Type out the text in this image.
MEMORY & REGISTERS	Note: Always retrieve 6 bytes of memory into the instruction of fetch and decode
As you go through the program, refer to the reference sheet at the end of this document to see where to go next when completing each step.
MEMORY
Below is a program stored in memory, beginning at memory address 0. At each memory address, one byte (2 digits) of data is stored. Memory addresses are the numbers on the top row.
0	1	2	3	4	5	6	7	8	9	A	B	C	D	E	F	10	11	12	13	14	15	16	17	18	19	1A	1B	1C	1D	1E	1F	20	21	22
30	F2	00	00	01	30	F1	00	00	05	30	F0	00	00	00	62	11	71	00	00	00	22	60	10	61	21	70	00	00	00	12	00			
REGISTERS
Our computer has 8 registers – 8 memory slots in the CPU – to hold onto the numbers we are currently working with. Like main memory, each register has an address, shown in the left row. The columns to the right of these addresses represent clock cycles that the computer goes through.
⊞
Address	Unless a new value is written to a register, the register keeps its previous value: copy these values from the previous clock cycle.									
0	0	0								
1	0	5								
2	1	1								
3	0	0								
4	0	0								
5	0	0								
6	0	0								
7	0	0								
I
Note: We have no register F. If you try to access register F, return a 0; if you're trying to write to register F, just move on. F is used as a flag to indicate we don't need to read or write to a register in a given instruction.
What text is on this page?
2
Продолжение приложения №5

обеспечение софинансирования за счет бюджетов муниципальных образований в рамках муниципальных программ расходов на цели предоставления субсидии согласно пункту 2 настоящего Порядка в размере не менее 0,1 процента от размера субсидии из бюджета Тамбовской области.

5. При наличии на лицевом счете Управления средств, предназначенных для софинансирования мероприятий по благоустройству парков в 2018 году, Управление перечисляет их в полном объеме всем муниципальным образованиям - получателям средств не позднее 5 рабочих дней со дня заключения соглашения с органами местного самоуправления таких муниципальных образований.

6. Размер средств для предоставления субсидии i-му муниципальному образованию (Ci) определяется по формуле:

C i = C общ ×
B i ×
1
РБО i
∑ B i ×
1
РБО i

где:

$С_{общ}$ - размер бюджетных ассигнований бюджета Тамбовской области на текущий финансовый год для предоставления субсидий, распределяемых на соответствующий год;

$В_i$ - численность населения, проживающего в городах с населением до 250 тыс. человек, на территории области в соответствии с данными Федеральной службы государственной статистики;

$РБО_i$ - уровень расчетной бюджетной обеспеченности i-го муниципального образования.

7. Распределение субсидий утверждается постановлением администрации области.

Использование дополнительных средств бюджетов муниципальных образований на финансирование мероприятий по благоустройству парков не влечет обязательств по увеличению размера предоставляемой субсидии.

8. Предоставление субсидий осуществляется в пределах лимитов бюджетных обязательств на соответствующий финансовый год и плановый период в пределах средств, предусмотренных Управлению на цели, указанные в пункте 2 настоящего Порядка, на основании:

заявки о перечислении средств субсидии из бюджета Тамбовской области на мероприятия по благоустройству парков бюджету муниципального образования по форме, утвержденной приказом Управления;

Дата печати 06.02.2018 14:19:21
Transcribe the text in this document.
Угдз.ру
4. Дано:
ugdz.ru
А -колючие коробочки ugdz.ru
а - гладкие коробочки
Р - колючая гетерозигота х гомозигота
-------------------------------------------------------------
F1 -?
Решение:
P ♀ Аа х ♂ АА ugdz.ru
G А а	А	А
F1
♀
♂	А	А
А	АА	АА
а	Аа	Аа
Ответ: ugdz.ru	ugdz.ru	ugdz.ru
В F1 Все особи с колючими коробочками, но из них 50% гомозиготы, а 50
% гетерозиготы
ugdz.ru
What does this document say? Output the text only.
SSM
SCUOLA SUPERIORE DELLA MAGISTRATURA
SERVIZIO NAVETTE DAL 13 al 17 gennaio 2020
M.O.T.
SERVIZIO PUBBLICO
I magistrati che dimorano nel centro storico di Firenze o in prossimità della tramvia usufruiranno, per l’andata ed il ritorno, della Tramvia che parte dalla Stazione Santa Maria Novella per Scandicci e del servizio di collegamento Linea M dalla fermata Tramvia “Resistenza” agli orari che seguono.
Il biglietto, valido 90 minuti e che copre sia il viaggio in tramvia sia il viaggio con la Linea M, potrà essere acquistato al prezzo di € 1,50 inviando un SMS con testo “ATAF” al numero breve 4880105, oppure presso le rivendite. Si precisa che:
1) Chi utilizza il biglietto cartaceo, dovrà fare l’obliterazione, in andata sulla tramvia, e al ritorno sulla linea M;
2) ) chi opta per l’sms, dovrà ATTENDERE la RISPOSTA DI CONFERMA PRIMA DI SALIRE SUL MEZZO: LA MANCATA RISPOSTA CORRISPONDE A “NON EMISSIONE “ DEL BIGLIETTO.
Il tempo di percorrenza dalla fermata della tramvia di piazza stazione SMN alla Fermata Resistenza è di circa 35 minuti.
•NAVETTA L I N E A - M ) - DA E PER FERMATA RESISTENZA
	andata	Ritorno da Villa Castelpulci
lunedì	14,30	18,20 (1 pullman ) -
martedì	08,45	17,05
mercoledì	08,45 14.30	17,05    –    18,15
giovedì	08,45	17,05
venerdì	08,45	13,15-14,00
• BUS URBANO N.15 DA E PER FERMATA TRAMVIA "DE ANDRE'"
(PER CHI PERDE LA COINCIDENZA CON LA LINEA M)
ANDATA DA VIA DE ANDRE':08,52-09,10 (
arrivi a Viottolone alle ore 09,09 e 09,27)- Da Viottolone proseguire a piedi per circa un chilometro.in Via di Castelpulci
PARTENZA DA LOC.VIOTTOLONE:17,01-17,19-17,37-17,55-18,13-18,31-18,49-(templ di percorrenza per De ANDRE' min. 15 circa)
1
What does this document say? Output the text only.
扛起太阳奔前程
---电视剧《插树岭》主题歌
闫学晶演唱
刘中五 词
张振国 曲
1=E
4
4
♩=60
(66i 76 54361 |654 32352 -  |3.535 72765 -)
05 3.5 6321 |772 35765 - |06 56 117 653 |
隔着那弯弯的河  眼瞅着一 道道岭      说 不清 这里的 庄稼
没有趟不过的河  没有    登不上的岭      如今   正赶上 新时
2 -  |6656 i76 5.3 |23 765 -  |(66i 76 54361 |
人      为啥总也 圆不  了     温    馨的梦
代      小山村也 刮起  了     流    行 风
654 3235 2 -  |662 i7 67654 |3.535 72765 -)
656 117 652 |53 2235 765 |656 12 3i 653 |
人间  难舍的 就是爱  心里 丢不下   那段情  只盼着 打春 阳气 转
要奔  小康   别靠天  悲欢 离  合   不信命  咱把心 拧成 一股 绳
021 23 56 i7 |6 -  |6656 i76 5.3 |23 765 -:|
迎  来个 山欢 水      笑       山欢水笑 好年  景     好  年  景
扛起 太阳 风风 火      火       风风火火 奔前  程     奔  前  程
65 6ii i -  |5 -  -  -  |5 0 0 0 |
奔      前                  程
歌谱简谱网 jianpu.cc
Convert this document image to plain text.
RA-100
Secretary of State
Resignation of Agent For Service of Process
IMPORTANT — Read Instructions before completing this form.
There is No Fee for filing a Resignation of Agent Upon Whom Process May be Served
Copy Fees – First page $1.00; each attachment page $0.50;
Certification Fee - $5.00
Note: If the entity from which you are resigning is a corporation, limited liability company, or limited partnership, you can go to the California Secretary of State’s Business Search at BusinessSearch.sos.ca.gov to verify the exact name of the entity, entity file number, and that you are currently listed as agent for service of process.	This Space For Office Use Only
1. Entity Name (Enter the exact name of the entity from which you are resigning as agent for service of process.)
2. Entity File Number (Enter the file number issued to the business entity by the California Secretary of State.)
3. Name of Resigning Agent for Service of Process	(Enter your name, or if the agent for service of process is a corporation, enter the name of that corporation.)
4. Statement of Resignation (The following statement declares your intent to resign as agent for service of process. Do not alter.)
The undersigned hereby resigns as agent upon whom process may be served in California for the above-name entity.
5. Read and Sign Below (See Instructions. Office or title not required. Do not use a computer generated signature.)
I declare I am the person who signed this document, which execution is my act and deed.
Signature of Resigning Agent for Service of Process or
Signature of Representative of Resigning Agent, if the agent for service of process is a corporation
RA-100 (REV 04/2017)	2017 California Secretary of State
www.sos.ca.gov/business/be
+-------+
**What you should do:** In the entries above, identify every line with the word "софинансирования". Copy those lines.

**Task output:**
обеспечение софинансирования за счет бюджетов муниципальных образований в рамках муниципальных программ расходов на цели предоставления субсидии согласно пункту 2 настоящего Порядка в размере не менее 0,1 процента от размера субсидии из бюджета Тамбовской области.
5. При наличии на лицевом счете Управления средств, предназначенных для софинансирования мероприятий по благоустройству парков в 2018 году, Управление перечисляет их в полном объеме всем муниципальным образованиям - получателям средств не позднее 5 рабочих дней со дня заключения соглашения с органами местного самоуправления таких муниципальных образований.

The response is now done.